▶ _THE PROBLEM_
Return the lines below that carry the word "title".

+++

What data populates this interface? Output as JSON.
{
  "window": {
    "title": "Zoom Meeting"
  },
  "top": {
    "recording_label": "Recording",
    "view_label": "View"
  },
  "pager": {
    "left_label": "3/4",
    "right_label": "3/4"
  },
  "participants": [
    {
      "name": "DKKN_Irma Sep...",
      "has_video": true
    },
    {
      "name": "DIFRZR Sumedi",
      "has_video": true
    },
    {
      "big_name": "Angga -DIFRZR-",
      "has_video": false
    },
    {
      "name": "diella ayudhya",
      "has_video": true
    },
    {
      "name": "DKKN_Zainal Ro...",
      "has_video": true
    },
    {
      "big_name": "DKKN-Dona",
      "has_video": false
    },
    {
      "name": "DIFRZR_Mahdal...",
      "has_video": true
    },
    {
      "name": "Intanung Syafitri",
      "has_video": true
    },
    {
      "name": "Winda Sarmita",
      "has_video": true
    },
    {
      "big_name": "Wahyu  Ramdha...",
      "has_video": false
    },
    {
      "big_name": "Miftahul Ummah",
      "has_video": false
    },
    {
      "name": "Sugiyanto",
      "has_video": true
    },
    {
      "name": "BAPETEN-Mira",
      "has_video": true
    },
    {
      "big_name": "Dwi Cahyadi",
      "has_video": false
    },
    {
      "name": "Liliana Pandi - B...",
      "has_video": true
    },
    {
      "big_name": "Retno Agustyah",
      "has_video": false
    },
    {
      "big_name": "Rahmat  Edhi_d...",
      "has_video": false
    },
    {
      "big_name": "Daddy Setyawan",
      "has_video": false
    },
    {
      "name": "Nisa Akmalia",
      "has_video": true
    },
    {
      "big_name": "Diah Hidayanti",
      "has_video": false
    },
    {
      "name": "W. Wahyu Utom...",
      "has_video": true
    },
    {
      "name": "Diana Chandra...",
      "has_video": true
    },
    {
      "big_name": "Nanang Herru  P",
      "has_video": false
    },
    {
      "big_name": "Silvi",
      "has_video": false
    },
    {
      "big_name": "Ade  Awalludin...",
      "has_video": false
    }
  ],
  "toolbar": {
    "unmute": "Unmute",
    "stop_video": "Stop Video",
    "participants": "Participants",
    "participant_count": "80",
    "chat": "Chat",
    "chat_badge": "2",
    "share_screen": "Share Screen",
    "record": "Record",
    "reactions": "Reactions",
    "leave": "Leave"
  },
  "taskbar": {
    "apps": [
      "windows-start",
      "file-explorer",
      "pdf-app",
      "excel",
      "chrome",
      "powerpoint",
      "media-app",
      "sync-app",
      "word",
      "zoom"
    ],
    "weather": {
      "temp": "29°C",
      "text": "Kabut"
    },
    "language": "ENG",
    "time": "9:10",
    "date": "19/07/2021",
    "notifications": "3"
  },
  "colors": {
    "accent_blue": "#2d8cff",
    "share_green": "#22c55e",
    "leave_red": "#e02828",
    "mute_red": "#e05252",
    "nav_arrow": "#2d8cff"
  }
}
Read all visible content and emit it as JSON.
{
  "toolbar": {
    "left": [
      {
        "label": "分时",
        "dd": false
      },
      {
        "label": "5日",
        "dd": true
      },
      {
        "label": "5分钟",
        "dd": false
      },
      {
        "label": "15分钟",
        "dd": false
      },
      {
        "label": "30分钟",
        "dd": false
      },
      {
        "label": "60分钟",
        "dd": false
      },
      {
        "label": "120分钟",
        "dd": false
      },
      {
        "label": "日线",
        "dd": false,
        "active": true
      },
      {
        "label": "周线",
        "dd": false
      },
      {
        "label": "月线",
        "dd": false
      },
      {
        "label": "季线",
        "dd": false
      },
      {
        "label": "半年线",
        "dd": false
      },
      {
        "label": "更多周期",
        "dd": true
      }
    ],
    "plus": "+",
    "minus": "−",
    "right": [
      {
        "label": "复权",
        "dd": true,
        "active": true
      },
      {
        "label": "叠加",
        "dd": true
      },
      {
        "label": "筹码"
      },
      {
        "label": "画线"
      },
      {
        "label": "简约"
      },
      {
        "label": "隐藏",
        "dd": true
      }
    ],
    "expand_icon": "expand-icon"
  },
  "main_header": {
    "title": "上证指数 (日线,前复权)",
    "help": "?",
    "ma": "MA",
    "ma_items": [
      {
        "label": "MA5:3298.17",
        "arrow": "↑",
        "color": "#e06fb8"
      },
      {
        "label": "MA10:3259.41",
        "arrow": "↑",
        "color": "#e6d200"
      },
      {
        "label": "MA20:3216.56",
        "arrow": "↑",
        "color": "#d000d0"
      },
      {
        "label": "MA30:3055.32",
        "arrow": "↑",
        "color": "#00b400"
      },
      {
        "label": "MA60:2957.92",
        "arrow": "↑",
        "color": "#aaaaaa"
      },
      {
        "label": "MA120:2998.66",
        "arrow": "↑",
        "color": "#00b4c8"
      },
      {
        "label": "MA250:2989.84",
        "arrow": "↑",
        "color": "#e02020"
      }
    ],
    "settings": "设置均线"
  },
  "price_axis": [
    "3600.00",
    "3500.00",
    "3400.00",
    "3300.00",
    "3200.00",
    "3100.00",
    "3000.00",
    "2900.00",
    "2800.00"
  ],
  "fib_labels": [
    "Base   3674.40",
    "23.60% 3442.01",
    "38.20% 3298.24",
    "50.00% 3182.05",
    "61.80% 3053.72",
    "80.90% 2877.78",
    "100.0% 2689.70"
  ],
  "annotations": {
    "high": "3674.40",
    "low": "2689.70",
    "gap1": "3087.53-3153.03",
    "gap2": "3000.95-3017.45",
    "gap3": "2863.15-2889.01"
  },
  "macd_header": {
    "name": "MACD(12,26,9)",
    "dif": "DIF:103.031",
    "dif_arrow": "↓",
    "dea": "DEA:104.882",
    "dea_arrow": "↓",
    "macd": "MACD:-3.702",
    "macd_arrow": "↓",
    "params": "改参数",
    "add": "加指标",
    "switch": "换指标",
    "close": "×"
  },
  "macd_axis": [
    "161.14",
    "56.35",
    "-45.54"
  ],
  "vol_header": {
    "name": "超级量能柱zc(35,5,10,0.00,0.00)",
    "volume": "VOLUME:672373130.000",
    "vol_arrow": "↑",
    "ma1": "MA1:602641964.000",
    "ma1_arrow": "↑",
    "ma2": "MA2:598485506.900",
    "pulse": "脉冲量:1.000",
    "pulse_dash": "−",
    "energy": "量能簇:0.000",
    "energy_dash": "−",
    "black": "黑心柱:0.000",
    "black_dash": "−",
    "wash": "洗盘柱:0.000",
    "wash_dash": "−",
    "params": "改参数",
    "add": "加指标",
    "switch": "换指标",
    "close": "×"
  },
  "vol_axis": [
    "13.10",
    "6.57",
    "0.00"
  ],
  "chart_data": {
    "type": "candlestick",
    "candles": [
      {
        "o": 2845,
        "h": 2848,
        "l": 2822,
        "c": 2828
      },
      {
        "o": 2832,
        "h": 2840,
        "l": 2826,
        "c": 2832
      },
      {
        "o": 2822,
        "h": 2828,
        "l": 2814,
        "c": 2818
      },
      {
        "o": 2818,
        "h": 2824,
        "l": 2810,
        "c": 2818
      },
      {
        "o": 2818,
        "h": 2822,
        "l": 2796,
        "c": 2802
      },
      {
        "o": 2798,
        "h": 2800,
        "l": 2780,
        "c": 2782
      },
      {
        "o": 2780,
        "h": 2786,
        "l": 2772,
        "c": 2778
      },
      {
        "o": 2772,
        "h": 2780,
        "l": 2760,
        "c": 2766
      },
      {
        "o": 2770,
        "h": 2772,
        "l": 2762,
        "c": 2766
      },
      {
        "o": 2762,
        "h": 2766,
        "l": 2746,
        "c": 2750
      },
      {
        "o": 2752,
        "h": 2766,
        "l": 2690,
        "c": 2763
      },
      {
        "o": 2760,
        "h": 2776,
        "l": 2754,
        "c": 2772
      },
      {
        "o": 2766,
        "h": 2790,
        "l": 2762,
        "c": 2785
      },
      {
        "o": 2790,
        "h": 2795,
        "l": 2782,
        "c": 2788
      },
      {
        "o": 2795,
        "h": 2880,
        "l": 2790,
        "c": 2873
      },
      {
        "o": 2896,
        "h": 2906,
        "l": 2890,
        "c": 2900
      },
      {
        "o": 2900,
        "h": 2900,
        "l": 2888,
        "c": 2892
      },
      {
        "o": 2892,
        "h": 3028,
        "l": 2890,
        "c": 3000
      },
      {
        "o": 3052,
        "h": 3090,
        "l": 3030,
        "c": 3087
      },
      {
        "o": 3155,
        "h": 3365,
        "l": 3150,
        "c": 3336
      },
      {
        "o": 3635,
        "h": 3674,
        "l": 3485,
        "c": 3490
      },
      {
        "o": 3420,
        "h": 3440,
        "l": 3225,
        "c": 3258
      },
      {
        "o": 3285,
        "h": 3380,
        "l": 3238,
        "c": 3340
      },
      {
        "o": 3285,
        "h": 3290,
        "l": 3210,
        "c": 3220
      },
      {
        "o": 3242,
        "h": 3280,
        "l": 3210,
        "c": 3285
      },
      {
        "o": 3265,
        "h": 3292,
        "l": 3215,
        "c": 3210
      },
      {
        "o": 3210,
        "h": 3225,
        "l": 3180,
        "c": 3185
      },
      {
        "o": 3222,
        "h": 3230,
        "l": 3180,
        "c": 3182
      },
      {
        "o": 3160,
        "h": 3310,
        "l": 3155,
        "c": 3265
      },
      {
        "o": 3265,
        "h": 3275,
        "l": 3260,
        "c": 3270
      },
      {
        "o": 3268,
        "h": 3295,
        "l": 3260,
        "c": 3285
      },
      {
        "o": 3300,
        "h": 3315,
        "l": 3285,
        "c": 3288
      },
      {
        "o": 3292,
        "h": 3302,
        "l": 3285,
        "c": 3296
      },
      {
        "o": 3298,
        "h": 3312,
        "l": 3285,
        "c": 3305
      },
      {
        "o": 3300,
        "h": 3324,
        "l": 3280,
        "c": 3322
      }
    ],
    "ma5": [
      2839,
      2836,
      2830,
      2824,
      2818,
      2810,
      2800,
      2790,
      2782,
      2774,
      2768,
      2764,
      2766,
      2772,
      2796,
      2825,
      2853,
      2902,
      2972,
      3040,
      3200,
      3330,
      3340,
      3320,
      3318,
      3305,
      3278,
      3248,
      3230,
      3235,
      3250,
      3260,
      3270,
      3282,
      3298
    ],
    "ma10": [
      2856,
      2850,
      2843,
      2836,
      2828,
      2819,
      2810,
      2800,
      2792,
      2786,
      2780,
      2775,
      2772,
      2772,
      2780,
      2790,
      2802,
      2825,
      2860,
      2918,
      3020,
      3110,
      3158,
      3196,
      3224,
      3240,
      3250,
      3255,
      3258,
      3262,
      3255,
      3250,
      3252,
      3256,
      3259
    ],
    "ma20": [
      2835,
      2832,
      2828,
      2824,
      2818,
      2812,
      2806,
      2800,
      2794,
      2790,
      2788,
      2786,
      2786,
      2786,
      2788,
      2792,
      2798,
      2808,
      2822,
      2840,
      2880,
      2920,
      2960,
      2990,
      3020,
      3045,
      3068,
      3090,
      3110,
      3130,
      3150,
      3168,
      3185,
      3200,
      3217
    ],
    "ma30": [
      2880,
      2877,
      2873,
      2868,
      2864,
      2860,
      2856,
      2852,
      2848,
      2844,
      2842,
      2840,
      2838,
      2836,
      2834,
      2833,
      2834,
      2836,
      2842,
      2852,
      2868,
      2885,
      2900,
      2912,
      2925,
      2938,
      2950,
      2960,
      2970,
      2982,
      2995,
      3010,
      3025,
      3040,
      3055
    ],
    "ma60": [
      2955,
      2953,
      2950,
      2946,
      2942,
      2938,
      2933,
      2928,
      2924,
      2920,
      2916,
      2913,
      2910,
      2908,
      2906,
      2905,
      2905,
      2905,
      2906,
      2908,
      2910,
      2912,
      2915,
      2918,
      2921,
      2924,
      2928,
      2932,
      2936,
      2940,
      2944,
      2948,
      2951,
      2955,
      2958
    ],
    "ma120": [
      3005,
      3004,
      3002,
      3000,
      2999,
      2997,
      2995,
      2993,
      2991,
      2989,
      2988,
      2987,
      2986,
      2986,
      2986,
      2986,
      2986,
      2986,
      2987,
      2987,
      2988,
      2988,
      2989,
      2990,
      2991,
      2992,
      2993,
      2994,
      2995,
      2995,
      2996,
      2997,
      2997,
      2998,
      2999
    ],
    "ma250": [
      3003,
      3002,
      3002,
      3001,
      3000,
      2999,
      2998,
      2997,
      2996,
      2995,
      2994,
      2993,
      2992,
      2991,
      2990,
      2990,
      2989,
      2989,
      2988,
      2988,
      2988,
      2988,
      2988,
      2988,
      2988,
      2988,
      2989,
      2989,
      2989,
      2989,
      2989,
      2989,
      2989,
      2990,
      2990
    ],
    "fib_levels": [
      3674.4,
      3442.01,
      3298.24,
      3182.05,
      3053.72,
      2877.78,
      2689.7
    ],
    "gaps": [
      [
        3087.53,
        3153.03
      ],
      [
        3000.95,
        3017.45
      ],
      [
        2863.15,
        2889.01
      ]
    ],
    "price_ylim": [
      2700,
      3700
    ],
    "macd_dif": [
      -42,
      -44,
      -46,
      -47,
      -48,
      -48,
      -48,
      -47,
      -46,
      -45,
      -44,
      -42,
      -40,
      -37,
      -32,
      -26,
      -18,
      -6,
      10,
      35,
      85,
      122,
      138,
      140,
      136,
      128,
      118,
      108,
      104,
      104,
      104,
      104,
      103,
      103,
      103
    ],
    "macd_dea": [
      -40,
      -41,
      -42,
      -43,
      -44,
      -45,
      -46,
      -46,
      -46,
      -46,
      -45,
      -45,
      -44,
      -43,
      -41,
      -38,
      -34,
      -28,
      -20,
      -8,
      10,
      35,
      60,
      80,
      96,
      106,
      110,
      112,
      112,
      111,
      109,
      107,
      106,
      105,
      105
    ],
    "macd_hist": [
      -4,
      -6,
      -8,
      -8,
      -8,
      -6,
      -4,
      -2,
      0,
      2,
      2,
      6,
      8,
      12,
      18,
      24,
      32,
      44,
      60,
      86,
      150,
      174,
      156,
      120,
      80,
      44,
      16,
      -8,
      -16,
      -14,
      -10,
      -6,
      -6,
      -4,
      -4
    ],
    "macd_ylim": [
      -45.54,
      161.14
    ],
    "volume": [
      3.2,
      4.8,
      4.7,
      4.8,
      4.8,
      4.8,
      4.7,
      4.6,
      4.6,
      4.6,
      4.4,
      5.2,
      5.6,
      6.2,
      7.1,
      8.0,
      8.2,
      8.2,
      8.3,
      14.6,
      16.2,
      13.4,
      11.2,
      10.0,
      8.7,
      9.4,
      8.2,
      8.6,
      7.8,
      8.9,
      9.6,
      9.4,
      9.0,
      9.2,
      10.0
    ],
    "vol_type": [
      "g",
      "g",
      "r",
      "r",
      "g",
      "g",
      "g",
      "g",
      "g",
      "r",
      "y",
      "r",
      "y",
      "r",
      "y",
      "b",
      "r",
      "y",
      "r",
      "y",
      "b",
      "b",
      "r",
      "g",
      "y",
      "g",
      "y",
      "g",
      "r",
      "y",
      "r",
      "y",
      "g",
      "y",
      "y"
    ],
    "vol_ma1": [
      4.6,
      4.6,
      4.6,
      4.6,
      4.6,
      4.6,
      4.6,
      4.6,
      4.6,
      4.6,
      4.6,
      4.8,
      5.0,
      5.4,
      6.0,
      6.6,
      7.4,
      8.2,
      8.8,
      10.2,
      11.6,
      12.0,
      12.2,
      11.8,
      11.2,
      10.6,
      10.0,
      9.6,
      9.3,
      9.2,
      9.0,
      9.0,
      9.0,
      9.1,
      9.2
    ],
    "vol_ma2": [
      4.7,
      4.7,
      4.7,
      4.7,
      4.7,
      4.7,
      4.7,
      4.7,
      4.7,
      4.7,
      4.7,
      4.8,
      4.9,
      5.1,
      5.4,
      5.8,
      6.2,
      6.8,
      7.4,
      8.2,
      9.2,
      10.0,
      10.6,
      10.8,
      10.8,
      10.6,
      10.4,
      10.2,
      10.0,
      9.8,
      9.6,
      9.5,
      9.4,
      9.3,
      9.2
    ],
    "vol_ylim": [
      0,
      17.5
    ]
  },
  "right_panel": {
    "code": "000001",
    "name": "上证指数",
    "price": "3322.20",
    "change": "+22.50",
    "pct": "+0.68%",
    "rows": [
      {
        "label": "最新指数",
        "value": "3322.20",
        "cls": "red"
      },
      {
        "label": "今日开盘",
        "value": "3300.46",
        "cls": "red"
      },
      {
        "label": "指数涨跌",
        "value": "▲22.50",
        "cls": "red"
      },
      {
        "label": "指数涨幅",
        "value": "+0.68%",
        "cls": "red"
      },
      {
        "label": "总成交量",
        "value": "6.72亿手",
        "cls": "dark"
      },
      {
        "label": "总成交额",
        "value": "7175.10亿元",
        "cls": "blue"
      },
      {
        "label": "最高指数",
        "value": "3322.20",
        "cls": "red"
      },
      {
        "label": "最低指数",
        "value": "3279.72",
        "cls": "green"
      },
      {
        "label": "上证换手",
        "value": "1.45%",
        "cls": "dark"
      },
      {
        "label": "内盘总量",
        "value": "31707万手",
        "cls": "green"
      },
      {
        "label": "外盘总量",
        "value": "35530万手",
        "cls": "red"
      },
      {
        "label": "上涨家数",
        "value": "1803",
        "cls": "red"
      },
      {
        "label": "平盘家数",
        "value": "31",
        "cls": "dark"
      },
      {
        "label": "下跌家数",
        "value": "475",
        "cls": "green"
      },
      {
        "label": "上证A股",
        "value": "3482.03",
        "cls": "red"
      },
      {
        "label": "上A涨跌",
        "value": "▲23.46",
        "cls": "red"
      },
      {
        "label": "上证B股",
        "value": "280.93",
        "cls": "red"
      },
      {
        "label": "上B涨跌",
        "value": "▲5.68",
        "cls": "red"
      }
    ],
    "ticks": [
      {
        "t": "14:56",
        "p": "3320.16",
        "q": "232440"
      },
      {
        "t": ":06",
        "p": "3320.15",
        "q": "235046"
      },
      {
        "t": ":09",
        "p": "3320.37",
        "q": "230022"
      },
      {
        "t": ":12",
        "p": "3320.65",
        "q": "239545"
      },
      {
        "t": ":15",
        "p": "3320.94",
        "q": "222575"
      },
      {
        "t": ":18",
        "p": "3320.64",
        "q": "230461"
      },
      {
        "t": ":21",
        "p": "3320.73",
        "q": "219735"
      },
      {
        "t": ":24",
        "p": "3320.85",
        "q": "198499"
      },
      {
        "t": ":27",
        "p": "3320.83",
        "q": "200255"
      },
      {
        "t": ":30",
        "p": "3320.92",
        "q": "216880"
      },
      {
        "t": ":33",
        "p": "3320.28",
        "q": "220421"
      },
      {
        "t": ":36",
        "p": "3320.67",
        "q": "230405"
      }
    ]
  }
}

+++

▶ _ANSWER TO THE EXERCISE_
    "title": "Zoom Meeting"
    "title": "上证指数 (日线,前复权)",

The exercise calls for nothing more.